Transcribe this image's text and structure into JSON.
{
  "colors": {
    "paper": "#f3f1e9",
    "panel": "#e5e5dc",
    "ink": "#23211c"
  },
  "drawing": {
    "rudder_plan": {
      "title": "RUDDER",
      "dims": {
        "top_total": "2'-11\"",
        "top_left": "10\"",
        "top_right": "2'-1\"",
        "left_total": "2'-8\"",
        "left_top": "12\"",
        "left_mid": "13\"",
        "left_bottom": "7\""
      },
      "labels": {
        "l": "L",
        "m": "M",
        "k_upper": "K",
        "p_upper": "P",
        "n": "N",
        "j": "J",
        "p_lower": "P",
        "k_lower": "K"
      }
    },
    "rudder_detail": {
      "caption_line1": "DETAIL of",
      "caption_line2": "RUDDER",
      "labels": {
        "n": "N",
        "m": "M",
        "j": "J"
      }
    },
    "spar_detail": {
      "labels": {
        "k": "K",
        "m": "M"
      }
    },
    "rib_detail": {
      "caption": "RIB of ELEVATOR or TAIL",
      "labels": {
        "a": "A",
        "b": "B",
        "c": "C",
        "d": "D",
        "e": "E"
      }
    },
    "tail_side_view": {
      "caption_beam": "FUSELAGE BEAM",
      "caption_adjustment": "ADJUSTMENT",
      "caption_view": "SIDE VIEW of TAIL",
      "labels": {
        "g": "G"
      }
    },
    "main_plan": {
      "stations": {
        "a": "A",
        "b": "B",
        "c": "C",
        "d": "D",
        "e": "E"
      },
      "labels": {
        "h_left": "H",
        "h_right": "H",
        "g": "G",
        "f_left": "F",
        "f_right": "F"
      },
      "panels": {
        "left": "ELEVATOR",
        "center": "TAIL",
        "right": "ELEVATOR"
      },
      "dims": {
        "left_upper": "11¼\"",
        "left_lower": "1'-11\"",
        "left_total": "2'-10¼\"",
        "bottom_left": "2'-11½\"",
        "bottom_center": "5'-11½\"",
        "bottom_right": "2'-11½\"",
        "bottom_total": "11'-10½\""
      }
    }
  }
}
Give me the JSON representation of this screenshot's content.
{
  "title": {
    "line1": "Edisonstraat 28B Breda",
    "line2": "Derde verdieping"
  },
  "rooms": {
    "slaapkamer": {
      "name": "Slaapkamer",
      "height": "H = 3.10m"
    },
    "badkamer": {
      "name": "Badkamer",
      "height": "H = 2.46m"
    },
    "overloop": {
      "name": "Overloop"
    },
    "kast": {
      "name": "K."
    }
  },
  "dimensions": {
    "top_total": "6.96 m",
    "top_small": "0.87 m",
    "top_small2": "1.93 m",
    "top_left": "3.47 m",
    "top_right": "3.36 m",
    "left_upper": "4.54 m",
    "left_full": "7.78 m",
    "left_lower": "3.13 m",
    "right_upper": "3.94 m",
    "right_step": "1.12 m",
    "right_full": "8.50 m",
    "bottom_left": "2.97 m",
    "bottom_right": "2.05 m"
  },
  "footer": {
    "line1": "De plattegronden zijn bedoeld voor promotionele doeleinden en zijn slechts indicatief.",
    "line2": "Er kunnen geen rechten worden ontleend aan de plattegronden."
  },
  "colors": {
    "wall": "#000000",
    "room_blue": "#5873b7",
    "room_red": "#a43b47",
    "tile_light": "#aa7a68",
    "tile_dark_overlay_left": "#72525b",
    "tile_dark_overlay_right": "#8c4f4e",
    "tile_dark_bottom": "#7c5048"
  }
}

--

Prompt:
Write out all the lines again, exactly as they are.

Solution for this problem:
Transcribe this image's text and structure into JSON.
{
  "colors": {
    "paper": "#f3f1e9",
    "panel": "#e5e5dc",
    "ink": "#23211c"
  },
  "drawing": {
    "rudder_plan": {
      "title": "RUDDER",
      "dims": {
        "top_total": "2'-11\"",
        "top_left": "10\"",
        "top_right": "2'-1\"",
        "left_total": "2'-8\"",
        "left_top": "12\"",
        "left_mid": "13\"",
        "left_bottom": "7\""
      },
      "labels": {
        "l": "L",
        "m": "M",
        "k_upper": "K",
        "p_upper": "P",
        "n": "N",
        "j": "J",
        "p_lower": "P",
        "k_lower": "K"
      }
    },
    "rudder_detail": {
      "caption_line1": "DETAIL of",
      "caption_line2": "RUDDER",
      "labels": {
        "n": "N",
        "m": "M",
        "j": "J"
      }
    },
    "spar_detail": {
      "labels": {
        "k": "K",
        "m": "M"
      }
    },
    "rib_detail": {
      "caption": "RIB of ELEVATOR or TAIL",
      "labels": {
        "a": "A",
        "b": "B",
        "c": "C",
        "d": "D",
        "e": "E"
      }
    },
    "tail_side_view": {
      "caption_beam": "FUSELAGE BEAM",
      "caption_adjustment": "ADJUSTMENT",
      "caption_view": "SIDE VIEW of TAIL",
      "labels": {
        "g": "G"
      }
    },
    "main_plan": {
      "stations": {
        "a": "A",
        "b": "B",
        "c": "C",
        "d": "D",
        "e": "E"
      },
      "labels": {
        "h_left": "H",
        "h_right": "H",
        "g": "G",
        "f_left": "F",
        "f_right": "F"
      },
      "panels": {
        "left": "ELEVATOR",
        "center": "TAIL",
        "right": "ELEVATOR"
      },
      "dims": {
        "left_upper": "11¼\"",
        "left_lower": "1'-11\"",
        "left_total": "2'-10¼\"",
        "bottom_left": "2'-11½\"",
        "bottom_center": "5'-11½\"",
        "bottom_right": "2'-11½\"",
        "bottom_total": "11'-10½\""
      }
    }
  }
}
Give me the JSON representation of this screenshot's content.
{
  "title": {
    "line1": "Edisonstraat 28B Breda",
    "line2": "Derde verdieping"
  },
  "rooms": {
    "slaapkamer": {
      "name": "Slaapkamer",
      "height": "H = 3.10m"
    },
    "badkamer": {
      "name": "Badkamer",
      "height": "H = 2.46m"
    },
    "overloop": {
      "name": "Overloop"
    },
    "kast": {
      "name": "K."
    }
  },
  "dimensions": {
    "top_total": "6.96 m",
    "top_small": "0.87 m",
    "top_small2": "1.93 m",
    "top_left": "3.47 m",
    "top_right": "3.36 m",
    "left_upper": "4.54 m",
    "left_full": "7.78 m",
    "left_lower": "3.13 m",
    "right_upper": "3.94 m",
    "right_step": "1.12 m",
    "right_full": "8.50 m",
    "bottom_left": "2.97 m",
    "bottom_right": "2.05 m"
  },
  "footer": {
    "line1": "De plattegronden zijn bedoeld voor promotionele doeleinden en zijn slechts indicatief.",
    "line2": "Er kunnen geen rechten worden ontleend aan de plattegronden."
  },
  "colors": {
    "wall": "#000000",
    "room_blue": "#5873b7",
    "room_red": "#a43b47",
    "tile_light": "#aa7a68",
    "tile_dark_overlay_left": "#72525b",
    "tile_dark_overlay_right": "#8c4f4e",
    "tile_dark_bottom": "#7c5048"
  }
}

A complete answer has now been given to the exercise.